In the records below, tally every line containing "text". Report only the total.

***** MATERIAL FOR THE TASK

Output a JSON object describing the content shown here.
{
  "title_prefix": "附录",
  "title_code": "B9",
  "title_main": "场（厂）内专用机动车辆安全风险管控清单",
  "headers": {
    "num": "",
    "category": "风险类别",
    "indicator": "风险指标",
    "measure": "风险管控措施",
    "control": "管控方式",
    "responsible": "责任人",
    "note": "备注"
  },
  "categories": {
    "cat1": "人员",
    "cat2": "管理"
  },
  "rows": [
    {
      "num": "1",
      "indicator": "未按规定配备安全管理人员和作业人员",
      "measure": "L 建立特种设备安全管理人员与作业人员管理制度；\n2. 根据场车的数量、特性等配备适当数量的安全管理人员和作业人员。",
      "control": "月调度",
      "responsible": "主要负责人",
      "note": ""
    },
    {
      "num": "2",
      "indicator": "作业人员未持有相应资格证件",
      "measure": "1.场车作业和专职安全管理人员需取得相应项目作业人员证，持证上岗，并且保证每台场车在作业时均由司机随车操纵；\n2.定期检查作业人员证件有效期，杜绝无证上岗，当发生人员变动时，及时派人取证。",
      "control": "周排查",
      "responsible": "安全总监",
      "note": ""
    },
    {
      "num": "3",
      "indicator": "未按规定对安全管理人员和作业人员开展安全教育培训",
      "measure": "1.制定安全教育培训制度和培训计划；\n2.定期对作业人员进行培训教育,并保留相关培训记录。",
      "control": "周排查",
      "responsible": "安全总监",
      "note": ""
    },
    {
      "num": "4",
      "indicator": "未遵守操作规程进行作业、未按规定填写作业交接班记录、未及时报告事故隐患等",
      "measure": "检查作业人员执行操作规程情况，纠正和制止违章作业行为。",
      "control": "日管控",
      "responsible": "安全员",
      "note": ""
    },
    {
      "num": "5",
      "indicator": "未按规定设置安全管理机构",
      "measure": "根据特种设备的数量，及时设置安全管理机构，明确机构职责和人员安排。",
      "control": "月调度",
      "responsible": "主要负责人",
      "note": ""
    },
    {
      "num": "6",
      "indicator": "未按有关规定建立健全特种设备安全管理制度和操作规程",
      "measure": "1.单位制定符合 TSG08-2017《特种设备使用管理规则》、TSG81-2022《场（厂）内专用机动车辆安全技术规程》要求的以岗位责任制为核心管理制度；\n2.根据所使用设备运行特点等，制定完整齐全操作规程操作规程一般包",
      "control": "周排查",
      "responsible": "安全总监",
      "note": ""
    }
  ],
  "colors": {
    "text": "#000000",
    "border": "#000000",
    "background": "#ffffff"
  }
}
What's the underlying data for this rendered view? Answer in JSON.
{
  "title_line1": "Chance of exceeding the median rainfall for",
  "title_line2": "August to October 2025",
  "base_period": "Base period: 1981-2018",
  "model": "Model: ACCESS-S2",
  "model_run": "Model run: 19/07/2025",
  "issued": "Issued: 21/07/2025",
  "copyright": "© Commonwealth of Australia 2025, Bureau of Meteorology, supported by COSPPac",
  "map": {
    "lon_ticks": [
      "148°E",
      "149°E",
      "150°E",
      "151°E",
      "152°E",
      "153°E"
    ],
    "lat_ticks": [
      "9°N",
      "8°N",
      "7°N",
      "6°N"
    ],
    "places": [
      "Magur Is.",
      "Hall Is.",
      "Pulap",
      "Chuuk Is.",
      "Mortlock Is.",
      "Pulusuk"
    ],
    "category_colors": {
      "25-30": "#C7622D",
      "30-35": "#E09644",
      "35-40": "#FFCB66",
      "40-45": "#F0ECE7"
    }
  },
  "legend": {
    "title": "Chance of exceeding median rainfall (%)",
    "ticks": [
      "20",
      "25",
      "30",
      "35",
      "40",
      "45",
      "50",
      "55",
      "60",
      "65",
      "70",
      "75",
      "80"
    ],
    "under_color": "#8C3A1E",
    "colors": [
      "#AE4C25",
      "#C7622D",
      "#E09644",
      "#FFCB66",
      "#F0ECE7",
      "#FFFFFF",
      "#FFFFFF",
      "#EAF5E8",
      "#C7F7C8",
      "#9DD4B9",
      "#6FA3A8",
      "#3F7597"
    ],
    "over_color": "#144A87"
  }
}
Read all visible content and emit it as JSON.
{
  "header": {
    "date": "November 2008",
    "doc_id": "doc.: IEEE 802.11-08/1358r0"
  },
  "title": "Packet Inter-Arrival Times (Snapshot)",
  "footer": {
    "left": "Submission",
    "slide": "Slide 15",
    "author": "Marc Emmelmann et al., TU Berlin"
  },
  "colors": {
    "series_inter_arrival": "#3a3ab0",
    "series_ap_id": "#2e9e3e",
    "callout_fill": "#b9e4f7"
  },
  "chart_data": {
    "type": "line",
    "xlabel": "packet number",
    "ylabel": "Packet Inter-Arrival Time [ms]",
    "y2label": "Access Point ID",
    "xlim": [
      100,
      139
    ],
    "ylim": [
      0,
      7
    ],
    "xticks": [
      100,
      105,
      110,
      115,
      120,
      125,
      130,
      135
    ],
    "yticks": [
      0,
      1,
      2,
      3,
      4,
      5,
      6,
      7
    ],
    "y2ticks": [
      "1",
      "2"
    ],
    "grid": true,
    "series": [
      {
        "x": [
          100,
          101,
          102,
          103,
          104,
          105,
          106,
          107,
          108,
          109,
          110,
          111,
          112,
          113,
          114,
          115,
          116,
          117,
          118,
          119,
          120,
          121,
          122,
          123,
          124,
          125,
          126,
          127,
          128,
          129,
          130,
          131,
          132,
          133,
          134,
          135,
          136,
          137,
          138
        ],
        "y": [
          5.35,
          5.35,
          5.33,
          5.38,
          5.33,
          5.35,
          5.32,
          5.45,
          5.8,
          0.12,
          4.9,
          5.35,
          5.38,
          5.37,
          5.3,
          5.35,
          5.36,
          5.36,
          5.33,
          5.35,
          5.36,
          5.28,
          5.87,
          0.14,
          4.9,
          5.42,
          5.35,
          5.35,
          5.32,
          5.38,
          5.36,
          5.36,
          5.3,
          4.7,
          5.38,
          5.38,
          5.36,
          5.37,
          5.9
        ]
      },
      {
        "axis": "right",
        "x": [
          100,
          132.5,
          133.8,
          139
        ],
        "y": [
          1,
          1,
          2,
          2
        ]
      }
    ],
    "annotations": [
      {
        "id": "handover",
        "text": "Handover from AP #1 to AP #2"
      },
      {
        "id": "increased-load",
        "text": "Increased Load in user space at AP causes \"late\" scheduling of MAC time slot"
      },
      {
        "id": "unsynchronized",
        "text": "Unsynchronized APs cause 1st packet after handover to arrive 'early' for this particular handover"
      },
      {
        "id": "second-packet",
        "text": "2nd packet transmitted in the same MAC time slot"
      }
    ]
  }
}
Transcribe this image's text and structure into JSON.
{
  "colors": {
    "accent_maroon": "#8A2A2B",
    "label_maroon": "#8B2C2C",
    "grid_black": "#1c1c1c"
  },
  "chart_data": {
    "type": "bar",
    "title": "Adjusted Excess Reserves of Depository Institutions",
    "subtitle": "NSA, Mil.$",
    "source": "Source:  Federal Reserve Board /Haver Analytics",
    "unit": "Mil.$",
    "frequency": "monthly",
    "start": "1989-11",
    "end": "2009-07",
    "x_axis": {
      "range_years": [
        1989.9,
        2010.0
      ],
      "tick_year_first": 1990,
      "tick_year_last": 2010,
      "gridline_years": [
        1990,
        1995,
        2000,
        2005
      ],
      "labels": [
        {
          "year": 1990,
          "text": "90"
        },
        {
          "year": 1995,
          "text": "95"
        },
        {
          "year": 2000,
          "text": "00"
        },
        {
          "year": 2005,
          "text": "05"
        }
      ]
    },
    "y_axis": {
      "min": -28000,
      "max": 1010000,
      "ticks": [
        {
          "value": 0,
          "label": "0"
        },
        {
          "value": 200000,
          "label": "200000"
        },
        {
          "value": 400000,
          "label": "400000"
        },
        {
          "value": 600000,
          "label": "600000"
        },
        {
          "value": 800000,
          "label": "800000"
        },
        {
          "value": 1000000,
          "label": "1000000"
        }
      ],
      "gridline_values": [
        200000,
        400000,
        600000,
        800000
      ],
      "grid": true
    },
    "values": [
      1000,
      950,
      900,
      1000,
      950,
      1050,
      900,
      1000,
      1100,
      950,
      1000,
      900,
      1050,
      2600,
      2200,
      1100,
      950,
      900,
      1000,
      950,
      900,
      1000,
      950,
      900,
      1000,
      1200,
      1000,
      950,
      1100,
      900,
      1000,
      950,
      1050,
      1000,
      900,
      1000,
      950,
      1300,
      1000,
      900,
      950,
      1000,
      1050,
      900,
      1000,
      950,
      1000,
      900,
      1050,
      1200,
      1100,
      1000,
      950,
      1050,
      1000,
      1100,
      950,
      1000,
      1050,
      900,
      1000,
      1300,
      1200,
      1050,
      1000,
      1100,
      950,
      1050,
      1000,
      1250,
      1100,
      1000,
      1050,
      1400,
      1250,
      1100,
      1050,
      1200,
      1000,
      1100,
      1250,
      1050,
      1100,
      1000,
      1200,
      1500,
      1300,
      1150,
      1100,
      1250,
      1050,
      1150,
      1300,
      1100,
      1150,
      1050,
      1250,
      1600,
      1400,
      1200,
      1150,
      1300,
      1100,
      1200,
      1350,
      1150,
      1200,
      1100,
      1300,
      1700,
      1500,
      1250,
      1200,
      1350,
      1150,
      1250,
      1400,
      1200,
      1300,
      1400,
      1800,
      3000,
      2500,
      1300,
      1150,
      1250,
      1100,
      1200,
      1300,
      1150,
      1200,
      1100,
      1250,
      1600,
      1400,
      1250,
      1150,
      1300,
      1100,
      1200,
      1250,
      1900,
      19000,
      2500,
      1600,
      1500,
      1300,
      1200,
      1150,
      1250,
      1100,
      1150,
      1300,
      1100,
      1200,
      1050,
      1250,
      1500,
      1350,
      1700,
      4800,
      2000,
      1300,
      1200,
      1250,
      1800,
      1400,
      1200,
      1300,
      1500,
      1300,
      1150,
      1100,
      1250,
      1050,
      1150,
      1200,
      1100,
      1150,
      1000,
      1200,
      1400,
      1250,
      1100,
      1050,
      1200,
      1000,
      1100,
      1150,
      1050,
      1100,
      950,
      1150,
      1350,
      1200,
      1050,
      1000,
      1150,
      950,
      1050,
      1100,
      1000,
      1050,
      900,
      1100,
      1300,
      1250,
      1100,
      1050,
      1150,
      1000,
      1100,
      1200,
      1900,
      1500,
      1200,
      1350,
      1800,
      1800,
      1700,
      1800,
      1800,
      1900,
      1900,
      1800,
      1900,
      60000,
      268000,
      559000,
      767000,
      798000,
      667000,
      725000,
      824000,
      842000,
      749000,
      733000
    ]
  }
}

**********

SOLVED PROBLEM: 10